▶ _WHAT IS NEEDED_: Output the material below in full, exactly as it is.

Start

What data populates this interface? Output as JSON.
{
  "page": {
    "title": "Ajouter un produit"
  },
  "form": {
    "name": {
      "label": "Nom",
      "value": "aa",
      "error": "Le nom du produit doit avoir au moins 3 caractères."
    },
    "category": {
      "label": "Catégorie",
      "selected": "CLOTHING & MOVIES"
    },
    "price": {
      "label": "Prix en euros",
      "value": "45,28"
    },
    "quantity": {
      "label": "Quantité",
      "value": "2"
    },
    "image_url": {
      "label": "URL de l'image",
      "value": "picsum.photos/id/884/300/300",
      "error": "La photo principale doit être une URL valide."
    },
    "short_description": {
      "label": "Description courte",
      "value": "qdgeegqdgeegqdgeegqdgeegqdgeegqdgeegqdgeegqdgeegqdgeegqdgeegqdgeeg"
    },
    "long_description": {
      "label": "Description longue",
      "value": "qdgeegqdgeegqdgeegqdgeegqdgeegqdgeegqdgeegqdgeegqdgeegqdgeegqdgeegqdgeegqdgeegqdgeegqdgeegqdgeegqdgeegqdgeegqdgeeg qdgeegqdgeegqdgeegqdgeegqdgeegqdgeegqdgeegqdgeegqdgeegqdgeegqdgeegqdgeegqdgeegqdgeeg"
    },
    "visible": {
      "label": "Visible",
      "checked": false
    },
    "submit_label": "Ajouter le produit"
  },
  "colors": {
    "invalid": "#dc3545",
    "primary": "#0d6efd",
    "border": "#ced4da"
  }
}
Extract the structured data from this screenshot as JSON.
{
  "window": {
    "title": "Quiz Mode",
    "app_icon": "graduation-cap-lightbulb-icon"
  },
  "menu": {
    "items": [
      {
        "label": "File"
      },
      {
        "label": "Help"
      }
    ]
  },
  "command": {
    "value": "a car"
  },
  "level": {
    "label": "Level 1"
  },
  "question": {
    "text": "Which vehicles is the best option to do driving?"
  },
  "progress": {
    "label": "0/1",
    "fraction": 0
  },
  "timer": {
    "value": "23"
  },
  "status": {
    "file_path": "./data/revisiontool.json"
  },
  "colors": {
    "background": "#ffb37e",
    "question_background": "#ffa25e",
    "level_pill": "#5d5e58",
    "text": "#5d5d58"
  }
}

End

▶ _WRITTEN REPLY_:
What data populates this interface? Output as JSON.
{
  "page": {
    "title": "Ajouter un produit"
  },
  "form": {
    "name": {
      "label": "Nom",
      "value": "aa",
      "error": "Le nom du produit doit avoir au moins 3 caractères."
    },
    "category": {
      "label": "Catégorie",
      "selected": "CLOTHING & MOVIES"
    },
    "price": {
      "label": "Prix en euros",
      "value": "45,28"
    },
    "quantity": {
      "label": "Quantité",
      "value": "2"
    },
    "image_url": {
      "label": "URL de l'image",
      "value": "picsum.photos/id/884/300/300",
      "error": "La photo principale doit être une URL valide."
    },
    "short_description": {
      "label": "Description courte",
      "value": "qdgeegqdgeegqdgeegqdgeegqdgeegqdgeegqdgeegqdgeegqdgeegqdgeegqdgeeg"
    },
    "long_description": {
      "label": "Description longue",
      "value": "qdgeegqdgeegqdgeegqdgeegqdgeegqdgeegqdgeegqdgeegqdgeegqdgeegqdgeegqdgeegqdgeegqdgeegqdgeegqdgeegqdgeegqdgeegqdgeeg qdgeegqdgeegqdgeegqdgeegqdgeegqdgeegqdgeegqdgeegqdgeegqdgeegqdgeegqdgeegqdgeegqdgeeg"
    },
    "visible": {
      "label": "Visible",
      "checked": false
    },
    "submit_label": "Ajouter le produit"
  },
  "colors": {
    "invalid": "#dc3545",
    "primary": "#0d6efd",
    "border": "#ced4da"
  }
}
Extract the structured data from this screenshot as JSON.
{
  "window": {
    "title": "Quiz Mode",
    "app_icon": "graduation-cap-lightbulb-icon"
  },
  "menu": {
    "items": [
      {
        "label": "File"
      },
      {
        "label": "Help"
      }
    ]
  },
  "command": {
    "value": "a car"
  },
  "level": {
    "label": "Level 1"
  },
  "question": {
    "text": "Which vehicles is the best option to do driving?"
  },
  "progress": {
    "label": "0/1",
    "fraction": 0
  },
  "timer": {
    "value": "23"
  },
  "status": {
    "file_path": "./data/revisiontool.json"
  },
  "colors": {
    "background": "#ffb37e",
    "question_background": "#ffa25e",
    "level_pill": "#5d5e58",
    "text": "#5d5d58"
  }
}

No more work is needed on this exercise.